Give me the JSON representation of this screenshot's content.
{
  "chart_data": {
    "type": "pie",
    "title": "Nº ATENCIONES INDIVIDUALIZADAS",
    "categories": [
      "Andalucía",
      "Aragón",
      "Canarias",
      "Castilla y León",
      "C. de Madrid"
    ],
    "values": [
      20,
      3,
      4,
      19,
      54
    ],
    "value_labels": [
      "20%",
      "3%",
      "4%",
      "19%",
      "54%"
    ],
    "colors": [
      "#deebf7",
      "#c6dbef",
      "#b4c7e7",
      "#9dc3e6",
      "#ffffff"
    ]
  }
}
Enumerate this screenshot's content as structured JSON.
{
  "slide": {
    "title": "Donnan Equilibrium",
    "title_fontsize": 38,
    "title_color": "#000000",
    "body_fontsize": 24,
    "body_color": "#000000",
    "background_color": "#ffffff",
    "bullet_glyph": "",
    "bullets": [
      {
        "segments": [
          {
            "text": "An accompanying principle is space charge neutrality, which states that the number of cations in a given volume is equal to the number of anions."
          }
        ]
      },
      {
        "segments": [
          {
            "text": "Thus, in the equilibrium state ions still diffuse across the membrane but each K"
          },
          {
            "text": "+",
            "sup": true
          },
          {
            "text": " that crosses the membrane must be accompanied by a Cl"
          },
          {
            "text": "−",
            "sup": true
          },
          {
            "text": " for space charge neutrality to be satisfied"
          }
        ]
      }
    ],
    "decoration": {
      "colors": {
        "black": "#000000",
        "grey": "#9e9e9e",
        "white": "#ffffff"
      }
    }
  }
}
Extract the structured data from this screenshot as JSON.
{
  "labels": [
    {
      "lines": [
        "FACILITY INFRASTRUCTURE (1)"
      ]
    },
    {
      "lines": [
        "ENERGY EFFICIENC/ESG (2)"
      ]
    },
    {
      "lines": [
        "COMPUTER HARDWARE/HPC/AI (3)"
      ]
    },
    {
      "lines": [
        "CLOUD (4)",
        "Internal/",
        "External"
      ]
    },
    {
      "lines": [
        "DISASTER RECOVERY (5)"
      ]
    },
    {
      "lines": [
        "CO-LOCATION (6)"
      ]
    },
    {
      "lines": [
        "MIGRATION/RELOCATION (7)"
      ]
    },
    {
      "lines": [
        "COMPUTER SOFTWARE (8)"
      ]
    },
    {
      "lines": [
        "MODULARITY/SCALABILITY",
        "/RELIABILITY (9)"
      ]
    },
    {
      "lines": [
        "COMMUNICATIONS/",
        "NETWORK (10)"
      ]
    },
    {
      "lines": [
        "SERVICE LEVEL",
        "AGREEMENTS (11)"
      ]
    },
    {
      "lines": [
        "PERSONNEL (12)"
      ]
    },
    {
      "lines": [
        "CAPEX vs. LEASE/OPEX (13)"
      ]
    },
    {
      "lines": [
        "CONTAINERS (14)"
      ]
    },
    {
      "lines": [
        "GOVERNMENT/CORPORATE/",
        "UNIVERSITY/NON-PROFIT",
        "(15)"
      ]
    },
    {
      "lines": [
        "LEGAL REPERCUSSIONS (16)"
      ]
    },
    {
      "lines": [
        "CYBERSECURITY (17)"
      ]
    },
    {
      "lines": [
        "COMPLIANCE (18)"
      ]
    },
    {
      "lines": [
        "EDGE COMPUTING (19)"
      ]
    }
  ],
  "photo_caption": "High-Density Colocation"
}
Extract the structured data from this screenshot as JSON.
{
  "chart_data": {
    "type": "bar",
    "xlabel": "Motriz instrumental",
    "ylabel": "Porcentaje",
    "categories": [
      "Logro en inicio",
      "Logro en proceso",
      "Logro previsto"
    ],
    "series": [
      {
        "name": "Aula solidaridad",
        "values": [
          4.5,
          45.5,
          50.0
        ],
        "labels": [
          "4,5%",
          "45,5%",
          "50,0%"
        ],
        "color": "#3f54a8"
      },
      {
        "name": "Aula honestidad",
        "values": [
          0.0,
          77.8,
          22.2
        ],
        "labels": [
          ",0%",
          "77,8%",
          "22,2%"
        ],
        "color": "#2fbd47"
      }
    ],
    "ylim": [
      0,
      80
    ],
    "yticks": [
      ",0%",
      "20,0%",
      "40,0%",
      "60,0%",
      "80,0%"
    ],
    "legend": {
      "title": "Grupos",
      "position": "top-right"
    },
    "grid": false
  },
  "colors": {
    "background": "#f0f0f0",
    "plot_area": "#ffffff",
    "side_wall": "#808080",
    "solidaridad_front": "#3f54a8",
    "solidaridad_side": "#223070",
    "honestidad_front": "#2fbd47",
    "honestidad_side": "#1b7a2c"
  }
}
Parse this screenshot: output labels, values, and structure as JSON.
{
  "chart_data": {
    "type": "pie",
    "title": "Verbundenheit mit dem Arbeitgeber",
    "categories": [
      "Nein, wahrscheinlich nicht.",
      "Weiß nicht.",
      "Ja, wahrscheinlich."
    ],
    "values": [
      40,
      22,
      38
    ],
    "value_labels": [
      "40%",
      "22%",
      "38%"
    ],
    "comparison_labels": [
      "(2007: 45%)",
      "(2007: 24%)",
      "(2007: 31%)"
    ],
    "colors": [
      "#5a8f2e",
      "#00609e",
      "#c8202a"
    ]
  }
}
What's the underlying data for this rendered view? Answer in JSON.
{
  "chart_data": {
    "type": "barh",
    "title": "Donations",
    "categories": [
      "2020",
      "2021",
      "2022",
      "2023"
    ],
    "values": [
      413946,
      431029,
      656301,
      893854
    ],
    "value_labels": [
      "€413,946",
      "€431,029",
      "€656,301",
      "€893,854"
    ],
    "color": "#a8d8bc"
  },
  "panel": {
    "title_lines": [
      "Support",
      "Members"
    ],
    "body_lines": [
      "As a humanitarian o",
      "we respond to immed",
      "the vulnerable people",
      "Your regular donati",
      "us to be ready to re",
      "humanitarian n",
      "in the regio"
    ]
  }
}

==*==

**WHAT THE EXERCISE ASKS:**
In the entries above, identify every line with the word "screenshot". Copy those lines.

**RESULT BELOW:**
Give me the JSON representation of this screenshot's content.
Enumerate this screenshot's content as structured JSON.
Extract the structured data from this screenshot as JSON.
Extract the structured data from this screenshot as JSON.
Parse this screenshot: output labels, values, and structure as JSON.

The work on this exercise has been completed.